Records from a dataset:

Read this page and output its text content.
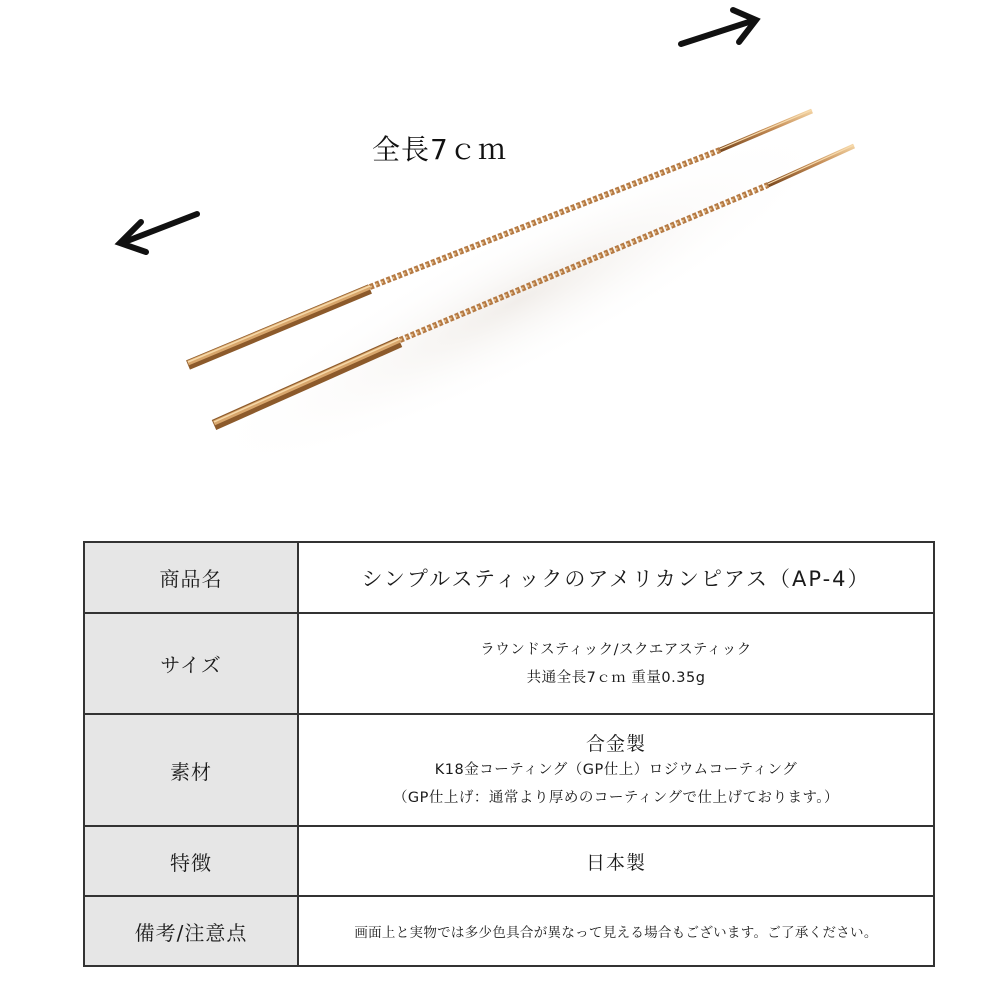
全長7ｃｍ
商品名	シンプルスティックのアメリカンピアス（AP-4）

サイズ	ラウンドスティック/スクエアスティック
共通全長7ｃｍ 重量0.35g

素材	合金製
K18金コーティング（GP仕上）ロジウムコーティング
（GP仕上げ：通常より厚めのコーティングで仕上げております。）

特徴	日本製

備考/注意点	画面上と実物では多少色具合が異なって見える場合もございます。ご了承ください。
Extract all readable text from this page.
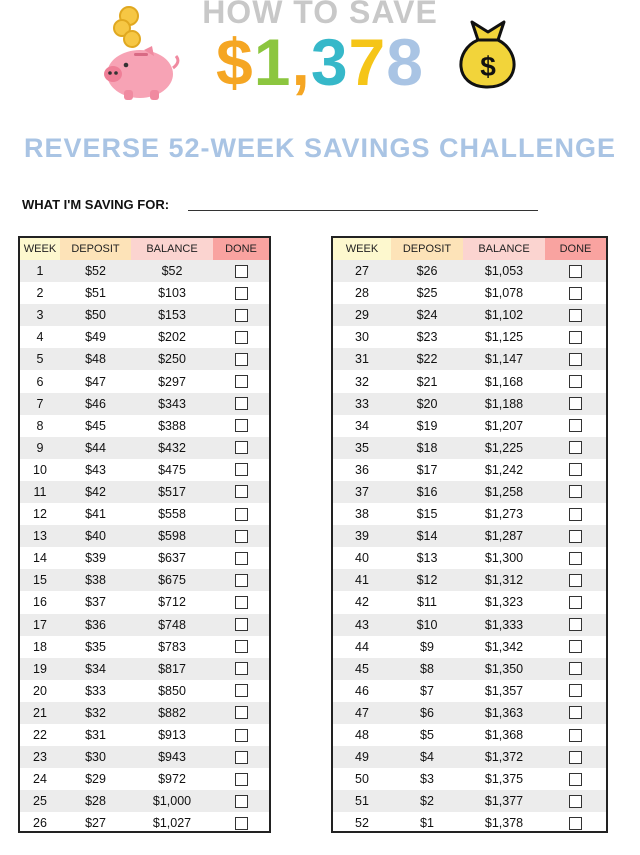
HOW TO SAVE
$1,378	$
REVERSE 52-WEEK SAVINGS CHALLENGE
WHAT I'M SAVING FOR:
WEEK	DEPOSIT	BALANCE	DONE
1	$52	$52
2	$51	$103
3	$50	$153
4	$49	$202
5	$48	$250
6	$47	$297
7	$46	$343
8	$45	$388
9	$44	$432
10	$43	$475
11	$42	$517
12	$41	$558
13	$40	$598
14	$39	$637
15	$38	$675
16	$37	$712
17	$36	$748
18	$35	$783
19	$34	$817
20	$33	$850
21	$32	$882
22	$31	$913
23	$30	$943
24	$29	$972
25	$28	$1,000
26	$27	$1,027
WEEK	DEPOSIT	BALANCE	DONE
27	$26	$1,053
28	$25	$1,078
29	$24	$1,102
30	$23	$1,125
31	$22	$1,147
32	$21	$1,168
33	$20	$1,188
34	$19	$1,207
35	$18	$1,225
36	$17	$1,242
37	$16	$1,258
38	$15	$1,273
39	$14	$1,287
40	$13	$1,300
41	$12	$1,312
42	$11	$1,323
43	$10	$1,333
44	$9	$1,342
45	$8	$1,350
46	$7	$1,357
47	$6	$1,363
48	$5	$1,368
49	$4	$1,372
50	$3	$1,375
51	$2	$1,377
52	$1	$1,378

## [REQUIREMENTS]
Gather every line containing the word "text" and copy it.

## [EXERCISE RESPONSE]
Read this page and output its text content.
Extract all readable text from this page.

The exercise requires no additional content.